For each line below that contains the string "знаком", copy that line.
-- Start Data extract --
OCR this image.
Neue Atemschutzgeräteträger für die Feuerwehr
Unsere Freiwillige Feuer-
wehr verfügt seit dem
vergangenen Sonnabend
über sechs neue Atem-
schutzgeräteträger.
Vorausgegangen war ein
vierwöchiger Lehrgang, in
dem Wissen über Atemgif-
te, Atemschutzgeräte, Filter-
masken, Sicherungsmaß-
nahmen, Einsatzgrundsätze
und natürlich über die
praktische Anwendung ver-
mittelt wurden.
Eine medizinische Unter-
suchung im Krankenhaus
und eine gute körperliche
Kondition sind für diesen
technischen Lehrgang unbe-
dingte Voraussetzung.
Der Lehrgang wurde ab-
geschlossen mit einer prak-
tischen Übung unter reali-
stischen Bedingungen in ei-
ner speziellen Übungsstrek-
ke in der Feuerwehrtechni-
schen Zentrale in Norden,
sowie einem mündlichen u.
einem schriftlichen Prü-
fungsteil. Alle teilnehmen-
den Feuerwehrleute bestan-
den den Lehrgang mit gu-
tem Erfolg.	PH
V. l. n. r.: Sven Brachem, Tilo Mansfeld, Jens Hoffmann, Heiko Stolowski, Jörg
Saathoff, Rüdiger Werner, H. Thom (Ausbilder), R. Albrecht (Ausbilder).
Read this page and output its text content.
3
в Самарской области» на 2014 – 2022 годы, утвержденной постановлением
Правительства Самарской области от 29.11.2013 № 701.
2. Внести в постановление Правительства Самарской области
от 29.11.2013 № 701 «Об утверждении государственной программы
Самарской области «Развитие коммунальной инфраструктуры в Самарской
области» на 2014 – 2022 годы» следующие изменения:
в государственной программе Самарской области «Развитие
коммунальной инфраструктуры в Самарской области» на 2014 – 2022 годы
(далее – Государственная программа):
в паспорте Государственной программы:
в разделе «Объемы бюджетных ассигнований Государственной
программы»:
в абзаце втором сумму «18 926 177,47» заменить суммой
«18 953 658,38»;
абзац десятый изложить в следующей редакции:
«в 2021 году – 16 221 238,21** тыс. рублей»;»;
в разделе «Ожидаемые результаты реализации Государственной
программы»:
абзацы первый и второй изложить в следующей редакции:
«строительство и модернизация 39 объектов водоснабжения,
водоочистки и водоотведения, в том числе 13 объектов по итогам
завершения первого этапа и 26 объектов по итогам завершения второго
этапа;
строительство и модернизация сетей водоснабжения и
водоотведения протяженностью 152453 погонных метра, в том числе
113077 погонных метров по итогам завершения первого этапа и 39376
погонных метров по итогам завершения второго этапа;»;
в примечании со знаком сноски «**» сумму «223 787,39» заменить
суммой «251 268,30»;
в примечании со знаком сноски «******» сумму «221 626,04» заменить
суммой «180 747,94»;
-- End Data extract --
Finished exercise »
в примечании со знаком сноски «**» сумму «223 787,39» заменить
в примечании со знаком сноски «******» сумму «221 626,04» заменить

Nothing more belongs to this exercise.